## THE EXERCISE
In the listing below, find every line containing "пути" and copy it out.

## DATASET RECORDS

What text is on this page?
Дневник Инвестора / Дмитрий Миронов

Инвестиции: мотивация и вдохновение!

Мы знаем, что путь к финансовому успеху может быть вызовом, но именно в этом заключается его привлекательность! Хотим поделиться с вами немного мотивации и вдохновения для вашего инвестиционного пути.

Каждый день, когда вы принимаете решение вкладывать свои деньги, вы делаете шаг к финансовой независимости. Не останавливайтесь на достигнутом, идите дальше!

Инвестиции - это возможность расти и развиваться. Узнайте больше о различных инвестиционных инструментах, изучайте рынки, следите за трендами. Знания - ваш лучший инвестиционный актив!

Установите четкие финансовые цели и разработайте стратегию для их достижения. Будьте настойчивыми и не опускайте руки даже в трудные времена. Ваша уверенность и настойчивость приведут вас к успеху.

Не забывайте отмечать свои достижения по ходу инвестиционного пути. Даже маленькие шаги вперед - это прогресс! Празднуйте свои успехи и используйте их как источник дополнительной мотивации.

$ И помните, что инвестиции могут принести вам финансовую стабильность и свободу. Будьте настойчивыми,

## EXERCISE RESPONSE
Мы знаем, что путь к финансовому успеху может быть вызовом, но именно в этом заключается его привлекательность! Хотим поделиться с вами немного мотивации и вдохновения для вашего инвестиционного пути.
Не забывайте отмечать свои достижения по ходу инвестиционного пути. Даже маленькие шаги вперед - это прогресс! Празднуйте свои успехи и используйте их как источник дополнительной мотивации.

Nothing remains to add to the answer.